- What the task requires
Copy all the entries below exactly, but not the pictures.

-- Start --

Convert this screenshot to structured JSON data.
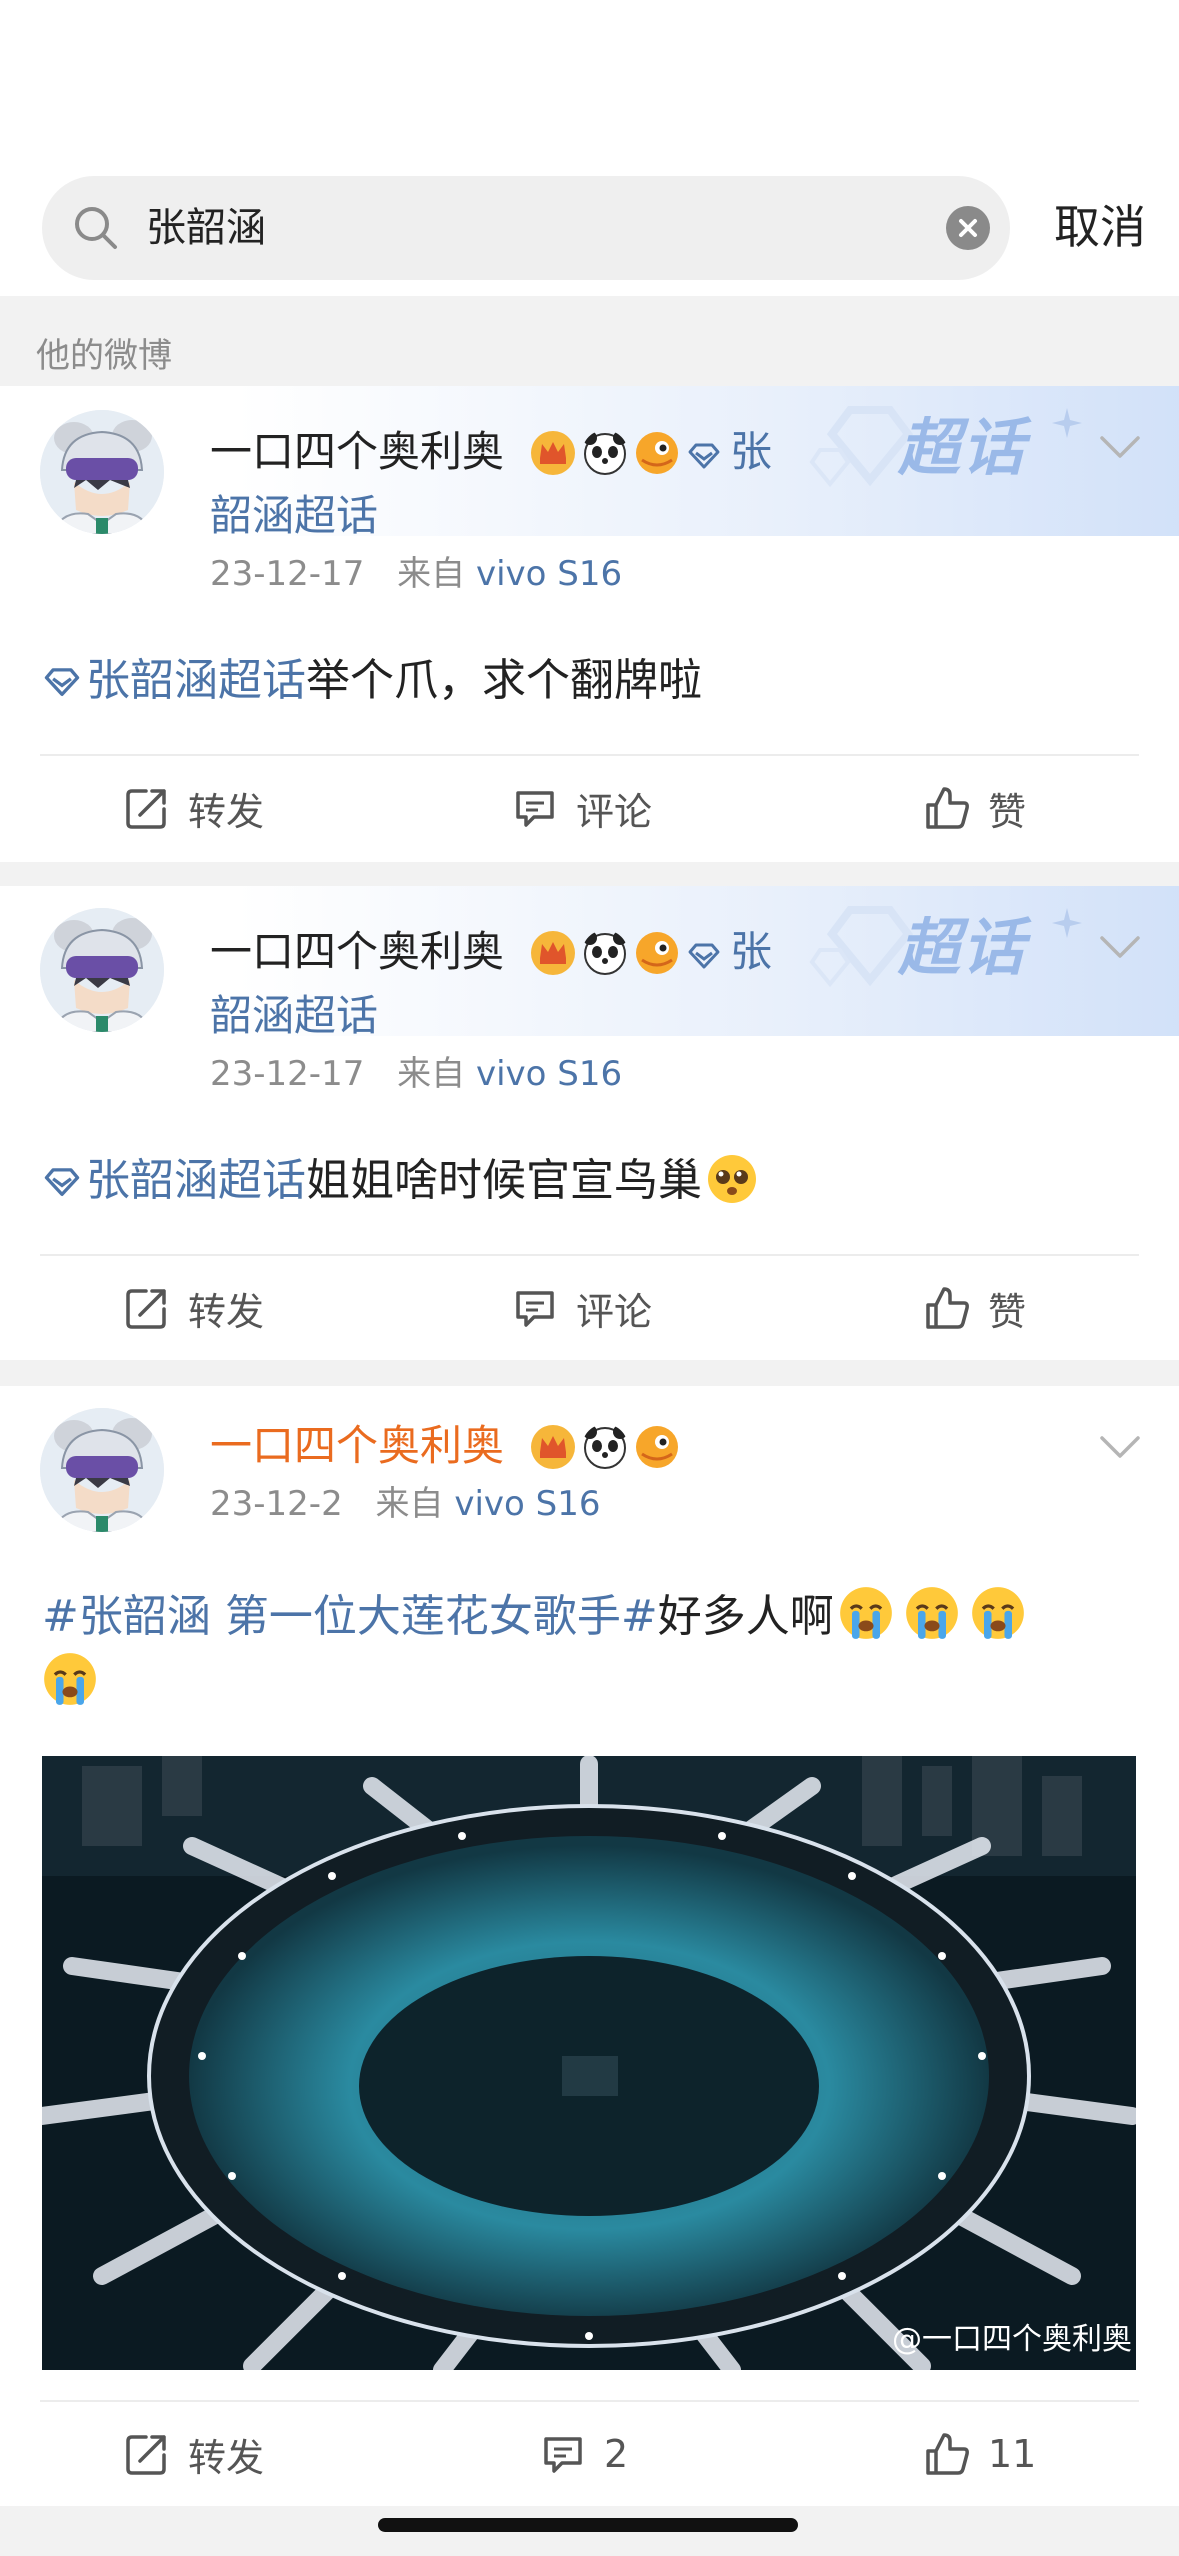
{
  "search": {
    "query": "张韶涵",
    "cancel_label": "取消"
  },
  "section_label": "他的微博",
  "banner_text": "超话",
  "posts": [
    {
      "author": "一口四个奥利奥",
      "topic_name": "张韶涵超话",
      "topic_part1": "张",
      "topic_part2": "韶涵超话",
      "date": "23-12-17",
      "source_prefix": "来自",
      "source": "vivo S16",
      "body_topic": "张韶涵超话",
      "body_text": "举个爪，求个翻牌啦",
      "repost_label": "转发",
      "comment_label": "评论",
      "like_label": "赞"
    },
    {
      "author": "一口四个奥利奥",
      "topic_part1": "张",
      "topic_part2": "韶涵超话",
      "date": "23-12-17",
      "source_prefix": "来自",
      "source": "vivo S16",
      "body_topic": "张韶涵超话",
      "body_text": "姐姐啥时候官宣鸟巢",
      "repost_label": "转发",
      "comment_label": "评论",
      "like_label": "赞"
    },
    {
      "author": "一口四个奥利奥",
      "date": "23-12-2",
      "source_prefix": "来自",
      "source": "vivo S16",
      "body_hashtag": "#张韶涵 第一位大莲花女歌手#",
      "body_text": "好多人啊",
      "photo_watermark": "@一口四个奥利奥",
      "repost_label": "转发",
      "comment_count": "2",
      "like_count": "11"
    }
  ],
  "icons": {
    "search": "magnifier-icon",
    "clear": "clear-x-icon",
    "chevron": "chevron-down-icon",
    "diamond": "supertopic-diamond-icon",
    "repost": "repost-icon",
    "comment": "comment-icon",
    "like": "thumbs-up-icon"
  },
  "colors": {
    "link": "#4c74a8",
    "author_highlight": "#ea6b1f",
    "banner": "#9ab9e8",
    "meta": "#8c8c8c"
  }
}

-- End --

- Written answer
Convert this screenshot to structured JSON data.
{
  "search": {
    "query": "张韶涵",
    "cancel_label": "取消"
  },
  "section_label": "他的微博",
  "banner_text": "超话",
  "posts": [
    {
      "author": "一口四个奥利奥",
      "topic_name": "张韶涵超话",
      "topic_part1": "张",
      "topic_part2": "韶涵超话",
      "date": "23-12-17",
      "source_prefix": "来自",
      "source": "vivo S16",
      "body_topic": "张韶涵超话",
      "body_text": "举个爪，求个翻牌啦",
      "repost_label": "转发",
      "comment_label": "评论",
      "like_label": "赞"
    },
    {
      "author": "一口四个奥利奥",
      "topic_part1": "张",
      "topic_part2": "韶涵超话",
      "date": "23-12-17",
      "source_prefix": "来自",
      "source": "vivo S16",
      "body_topic": "张韶涵超话",
      "body_text": "姐姐啥时候官宣鸟巢",
      "repost_label": "转发",
      "comment_label": "评论",
      "like_label": "赞"
    },
    {
      "author": "一口四个奥利奥",
      "date": "23-12-2",
      "source_prefix": "来自",
      "source": "vivo S16",
      "body_hashtag": "#张韶涵 第一位大莲花女歌手#",
      "body_text": "好多人啊",
      "photo_watermark": "@一口四个奥利奥",
      "repost_label": "转发",
      "comment_count": "2",
      "like_count": "11"
    }
  ],
  "icons": {
    "search": "magnifier-icon",
    "clear": "clear-x-icon",
    "chevron": "chevron-down-icon",
    "diamond": "supertopic-diamond-icon",
    "repost": "repost-icon",
    "comment": "comment-icon",
    "like": "thumbs-up-icon"
  },
  "colors": {
    "link": "#4c74a8",
    "author_highlight": "#ea6b1f",
    "banner": "#9ab9e8",
    "meta": "#8c8c8c"
  }
}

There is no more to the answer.